** start of Dataset extract **
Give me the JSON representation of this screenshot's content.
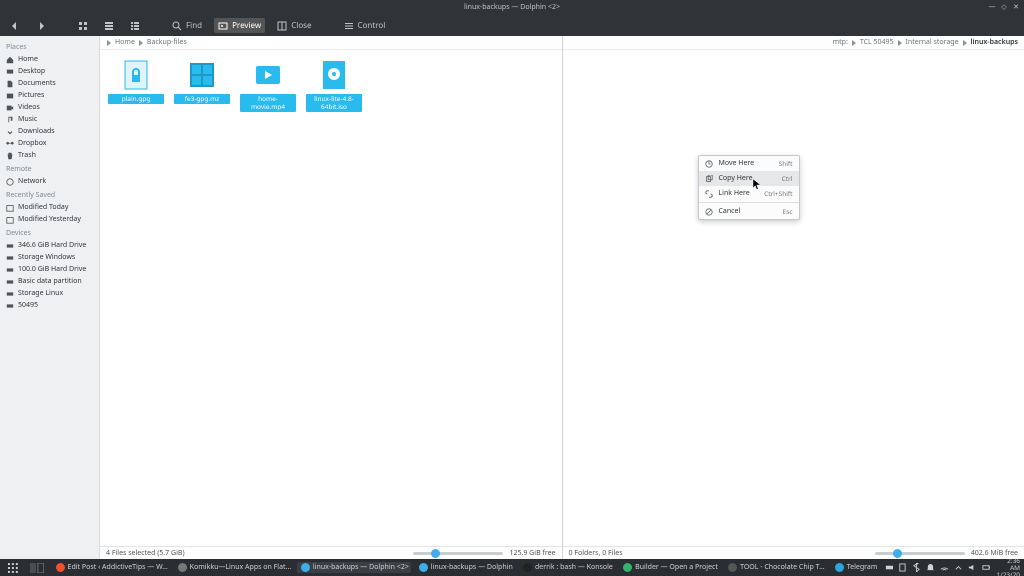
{
  "window": {
    "title": "linux-backups — Dolphin <2>"
  },
  "toolbar": {
    "back": "",
    "fwd": "",
    "icons_view": "",
    "compact_view": "",
    "details_view": "",
    "find": "Find",
    "preview": "Preview",
    "close": "Close",
    "control": "Control"
  },
  "sidebar": {
    "places_h": "Places",
    "places": [
      {
        "label": "Home"
      },
      {
        "label": "Desktop"
      },
      {
        "label": "Documents"
      },
      {
        "label": "Pictures"
      },
      {
        "label": "Videos"
      },
      {
        "label": "Music"
      },
      {
        "label": "Downloads"
      },
      {
        "label": "Dropbox"
      },
      {
        "label": "Trash"
      }
    ],
    "remote_h": "Remote",
    "remote": [
      {
        "label": "Network"
      }
    ],
    "recent_h": "Recently Saved",
    "recent": [
      {
        "label": "Modified Today"
      },
      {
        "label": "Modified Yesterday"
      }
    ],
    "devices_h": "Devices",
    "devices": [
      {
        "label": "346.6 GiB Hard Drive"
      },
      {
        "label": "Storage Windows"
      },
      {
        "label": "100.0 GiB Hard Drive"
      },
      {
        "label": "Basic data partition"
      },
      {
        "label": "Storage Linux"
      },
      {
        "label": "50495"
      }
    ]
  },
  "left_pane": {
    "crumbs": [
      "Home",
      "Backup-files"
    ],
    "files": [
      {
        "label": "plain.gpg"
      },
      {
        "label": "fe3-gpg.mz"
      },
      {
        "label": "home-movie.mp4"
      },
      {
        "label": "linux-lite-4.8-64bit.iso"
      }
    ],
    "status_left": "4 Files selected (5.7 GiB)",
    "status_right": "125.9 GiB free"
  },
  "right_pane": {
    "crumbs_prefix": "mtp:",
    "crumbs": [
      "TCL 50495",
      "Internal storage",
      "linux-backups"
    ],
    "status_left": "0 Folders, 0 Files",
    "status_right": "402.6 MiB free"
  },
  "context_menu": {
    "items": [
      {
        "label": "Move Here",
        "shortcut": "Shift"
      },
      {
        "label": "Copy Here",
        "shortcut": "Ctrl"
      },
      {
        "label": "Link Here",
        "shortcut": "Ctrl+Shift"
      },
      {
        "label": "Cancel",
        "shortcut": "Esc"
      }
    ]
  },
  "taskbar": {
    "tasks": [
      {
        "label": "Edit Post ‹ AddictiveTips — W…"
      },
      {
        "label": "Komikku—Linux Apps on Flat…"
      },
      {
        "label": "linux-backups — Dolphin <2>"
      },
      {
        "label": "linux-backups — Dolphin"
      },
      {
        "label": "derrik : bash — Konsole"
      },
      {
        "label": "Builder — Open a Project"
      },
      {
        "label": "TOOL - Chocolate Chip T…"
      },
      {
        "label": "Telegram"
      }
    ],
    "time": "2:36 AM",
    "date": "1/23/20"
  }
}
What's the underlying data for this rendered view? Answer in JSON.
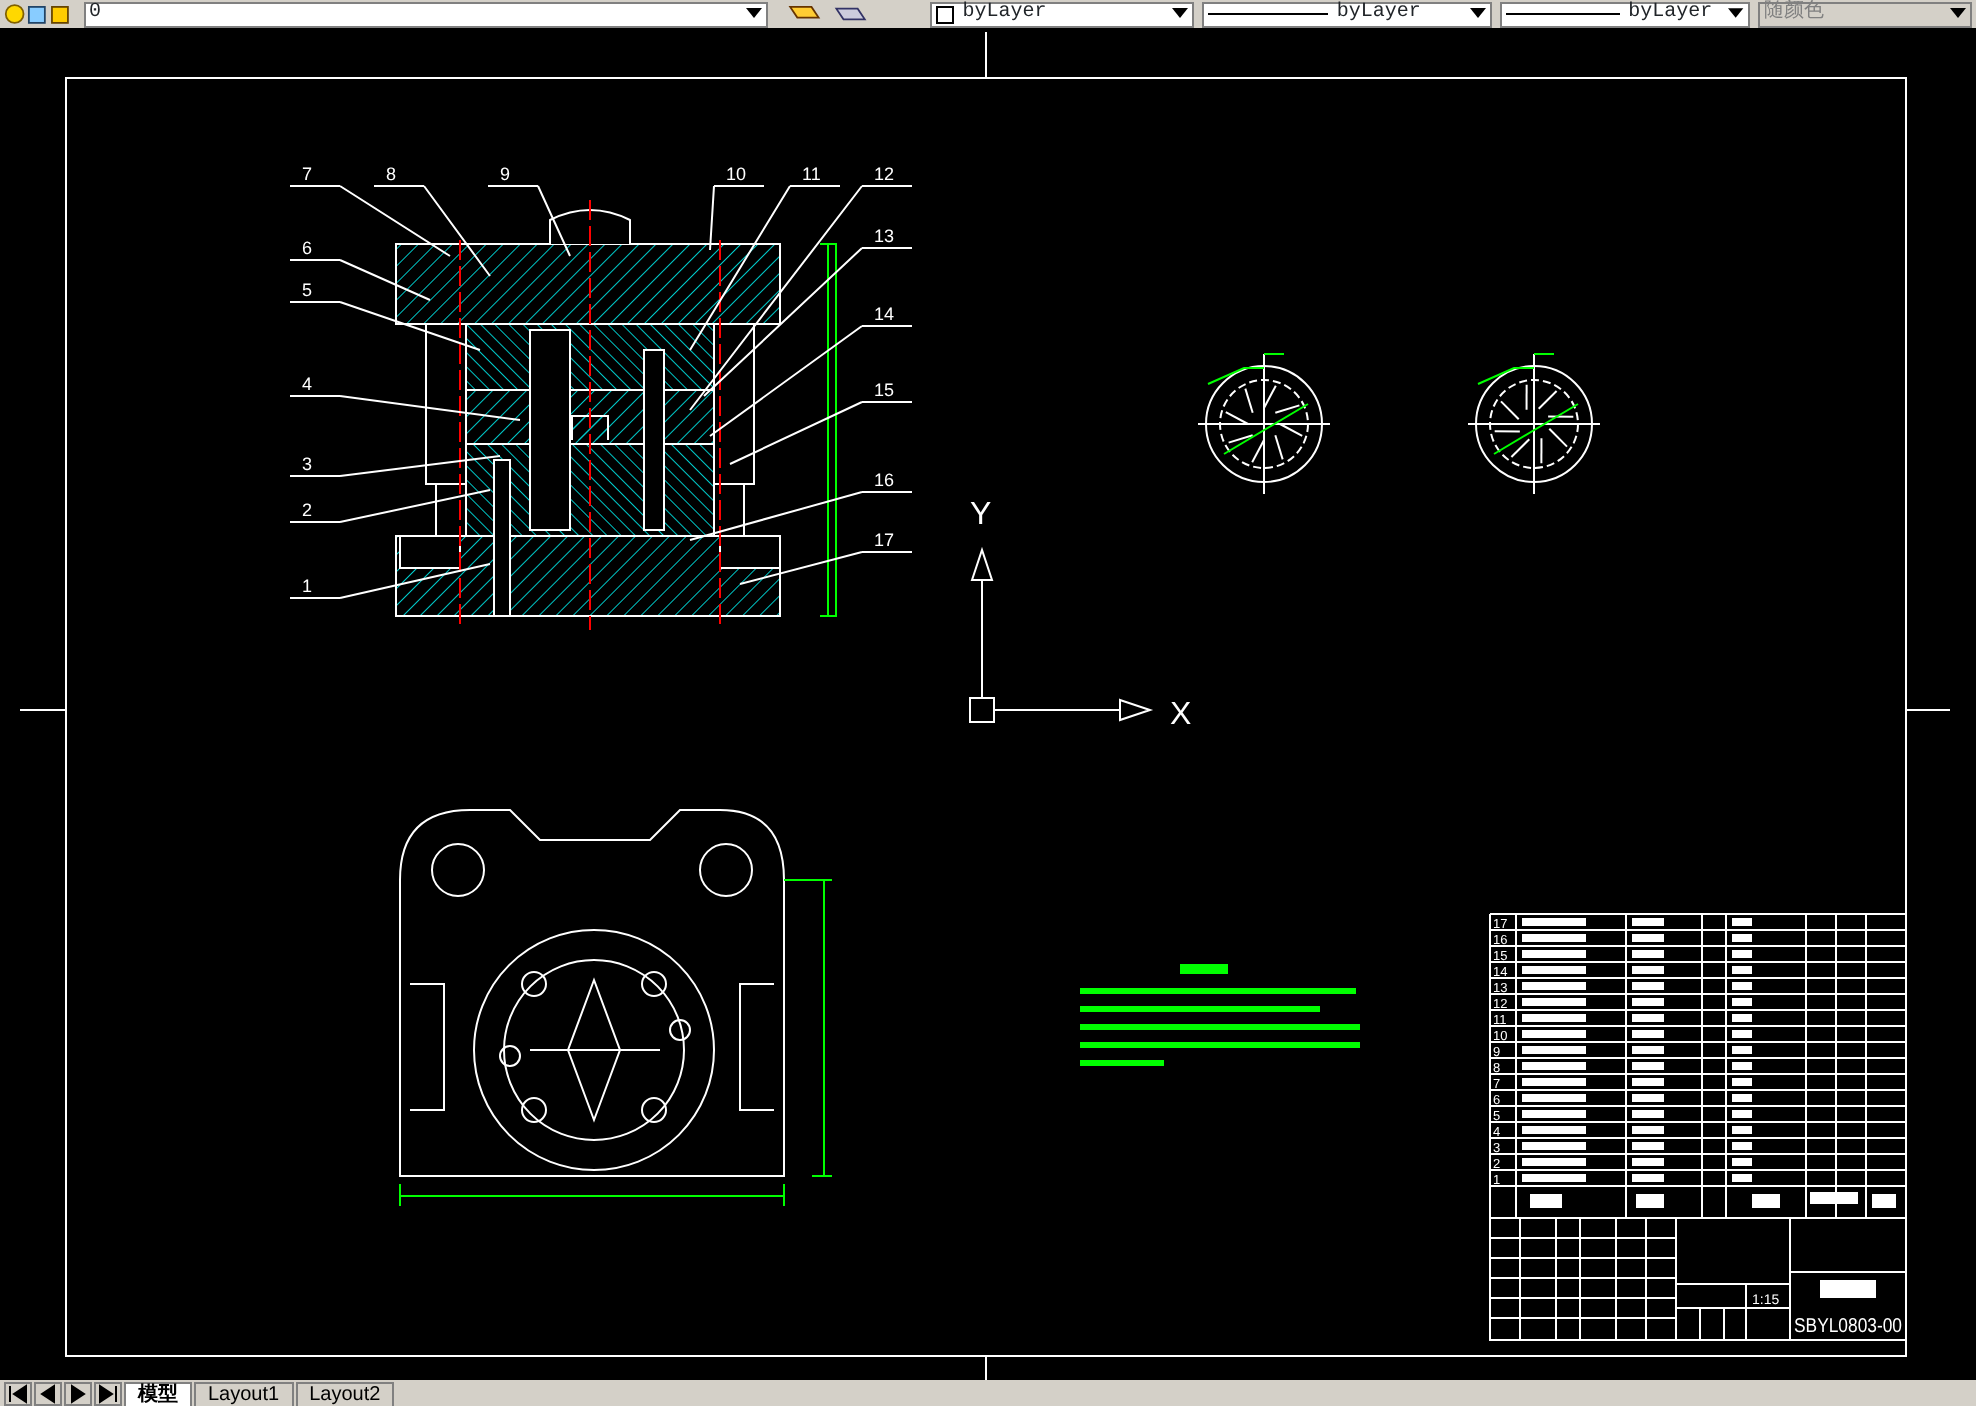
{
  "toolbar": {
    "layer": "0",
    "color_control": "byLayer",
    "linetype": "byLayer",
    "lineweight": "byLayer",
    "plot_style": {
      "value": "随颜色",
      "disabled": true
    }
  },
  "drawing": {
    "balloons": [
      {
        "label": "7"
      },
      {
        "label": "8"
      },
      {
        "label": "9"
      },
      {
        "label": "10"
      },
      {
        "label": "11"
      },
      {
        "label": "12"
      },
      {
        "label": "13"
      },
      {
        "label": "6"
      },
      {
        "label": "5"
      },
      {
        "label": "14"
      },
      {
        "label": "4"
      },
      {
        "label": "15"
      },
      {
        "label": "3"
      },
      {
        "label": "16"
      },
      {
        "label": "2"
      },
      {
        "label": "17"
      },
      {
        "label": "1"
      }
    ],
    "axes": {
      "y": "Y",
      "x": "X"
    },
    "parts_list": {
      "item_numbers": [
        "17",
        "16",
        "15",
        "14",
        "13",
        "12",
        "11",
        "10",
        "9",
        "8",
        "7",
        "6",
        "5",
        "4",
        "3",
        "2",
        "1"
      ]
    },
    "title_block": {
      "scale": "1:15",
      "drawing_number": "SBYL0803-00"
    }
  },
  "tabs": [
    {
      "label": "模型",
      "selected": true
    },
    {
      "label": "Layout1",
      "selected": false
    },
    {
      "label": "Layout2",
      "selected": false
    }
  ]
}
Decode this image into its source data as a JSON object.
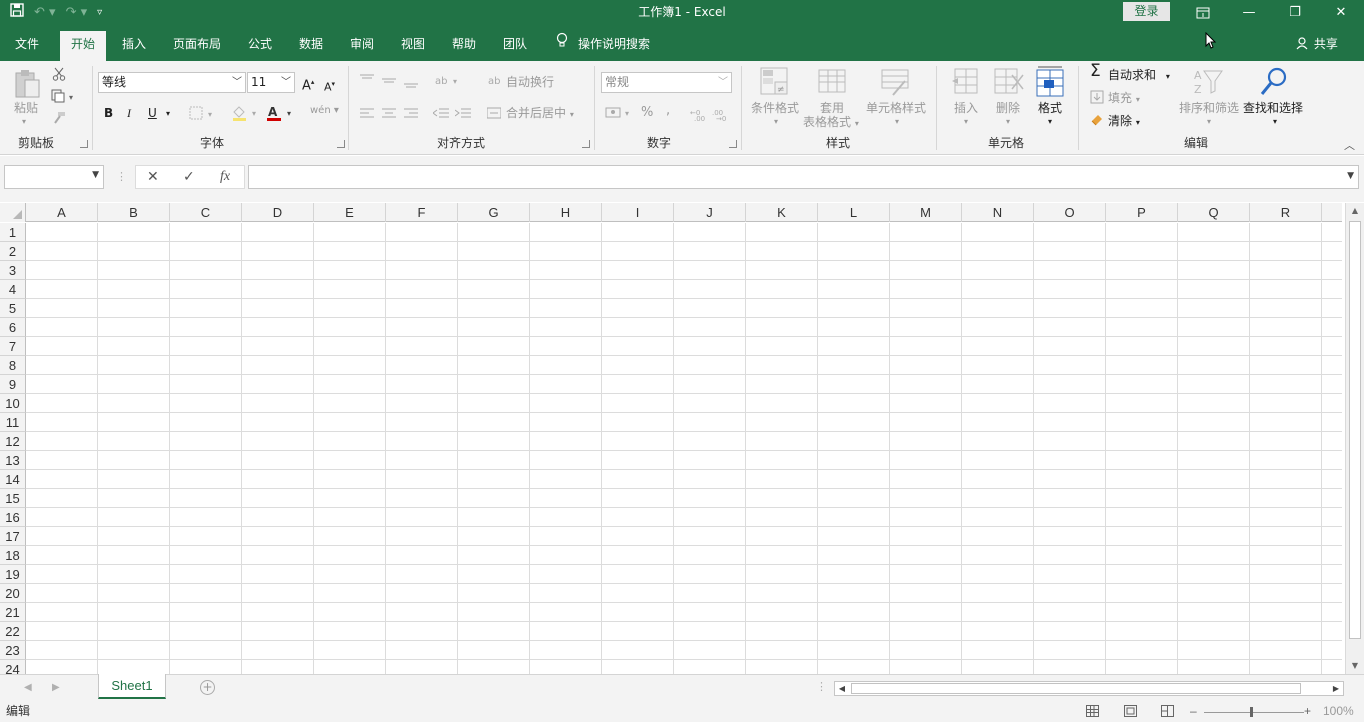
** end of Dataset extract **
__Goal__.
All of the data above should be transcribed verbatim, with pictures omitted.

__Full response__.
Give me the JSON representation of this screenshot's content.
{
  "window": {
    "title": "linux-backups — Dolphin <2>"
  },
  "toolbar": {
    "back": "",
    "fwd": "",
    "icons_view": "",
    "compact_view": "",
    "details_view": "",
    "find": "Find",
    "preview": "Preview",
    "close": "Close",
    "control": "Control"
  },
  "sidebar": {
    "places_h": "Places",
    "places": [
      {
        "label": "Home"
      },
      {
        "label": "Desktop"
      },
      {
        "label": "Documents"
      },
      {
        "label": "Pictures"
      },
      {
        "label": "Videos"
      },
      {
        "label": "Music"
      },
      {
        "label": "Downloads"
      },
      {
        "label": "Dropbox"
      },
      {
        "label": "Trash"
      }
    ],
    "remote_h": "Remote",
    "remote": [
      {
        "label": "Network"
      }
    ],
    "recent_h": "Recently Saved",
    "recent": [
      {
        "label": "Modified Today"
      },
      {
        "label": "Modified Yesterday"
      }
    ],
    "devices_h": "Devices",
    "devices": [
      {
        "label": "346.6 GiB Hard Drive"
      },
      {
        "label": "Storage Windows"
      },
      {
        "label": "100.0 GiB Hard Drive"
      },
      {
        "label": "Basic data partition"
      },
      {
        "label": "Storage Linux"
      },
      {
        "label": "50495"
      }
    ]
  },
  "left_pane": {
    "crumbs": [
      "Home",
      "Backup-files"
    ],
    "files": [
      {
        "label": "plain.gpg"
      },
      {
        "label": "fe3-gpg.mz"
      },
      {
        "label": "home-movie.mp4"
      },
      {
        "label": "linux-lite-4.8-64bit.iso"
      }
    ],
    "status_left": "4 Files selected (5.7 GiB)",
    "status_right": "125.9 GiB free"
  },
  "right_pane": {
    "crumbs_prefix": "mtp:",
    "crumbs": [
      "TCL 50495",
      "Internal storage",
      "linux-backups"
    ],
    "status_left": "0 Folders, 0 Files",
    "status_right": "402.6 MiB free"
  },
  "context_menu": {
    "items": [
      {
        "label": "Move Here",
        "shortcut": "Shift"
      },
      {
        "label": "Copy Here",
        "shortcut": "Ctrl"
      },
      {
        "label": "Link Here",
        "shortcut": "Ctrl+Shift"
      },
      {
        "label": "Cancel",
        "shortcut": "Esc"
      }
    ]
  },
  "taskbar": {
    "tasks": [
      {
        "label": "Edit Post ‹ AddictiveTips — W…"
      },
      {
        "label": "Komikku—Linux Apps on Flat…"
      },
      {
        "label": "linux-backups — Dolphin <2>"
      },
      {
        "label": "linux-backups — Dolphin"
      },
      {
        "label": "derrik : bash — Konsole"
      },
      {
        "label": "Builder — Open a Project"
      },
      {
        "label": "TOOL - Chocolate Chip T…"
      },
      {
        "label": "Telegram"
      }
    ],
    "time": "2:36 AM",
    "date": "1/23/20"
  }
}
What's the underlying data for this rendered view? Answer in JSON.
{
  "toolbar": {
    "layer": "0",
    "color_control": "byLayer",
    "linetype": "byLayer",
    "lineweight": "byLayer",
    "plot_style": {
      "value": "随颜色",
      "disabled": true
    }
  },
  "drawing": {
    "balloons": [
      {
        "label": "7"
      },
      {
        "label": "8"
      },
      {
        "label": "9"
      },
      {
        "label": "10"
      },
      {
        "label": "11"
      },
      {
        "label": "12"
      },
      {
        "label": "13"
      },
      {
        "label": "6"
      },
      {
        "label": "5"
      },
      {
        "label": "14"
      },
      {
        "label": "4"
      },
      {
        "label": "15"
      },
      {
        "label": "3"
      },
      {
        "label": "16"
      },
      {
        "label": "2"
      },
      {
        "label": "17"
      },
      {
        "label": "1"
      }
    ],
    "axes": {
      "y": "Y",
      "x": "X"
    },
    "parts_list": {
      "item_numbers": [
        "17",
        "16",
        "15",
        "14",
        "13",
        "12",
        "11",
        "10",
        "9",
        "8",
        "7",
        "6",
        "5",
        "4",
        "3",
        "2",
        "1"
      ]
    },
    "title_block": {
      "scale": "1:15",
      "drawing_number": "SBYL0803-00"
    }
  },
  "tabs": [
    {
      "label": "模型",
      "selected": true
    },
    {
      "label": "Layout1",
      "selected": false
    },
    {
      "label": "Layout2",
      "selected": false
    }
  ]
}
Decode this image into its source data as a JSON object.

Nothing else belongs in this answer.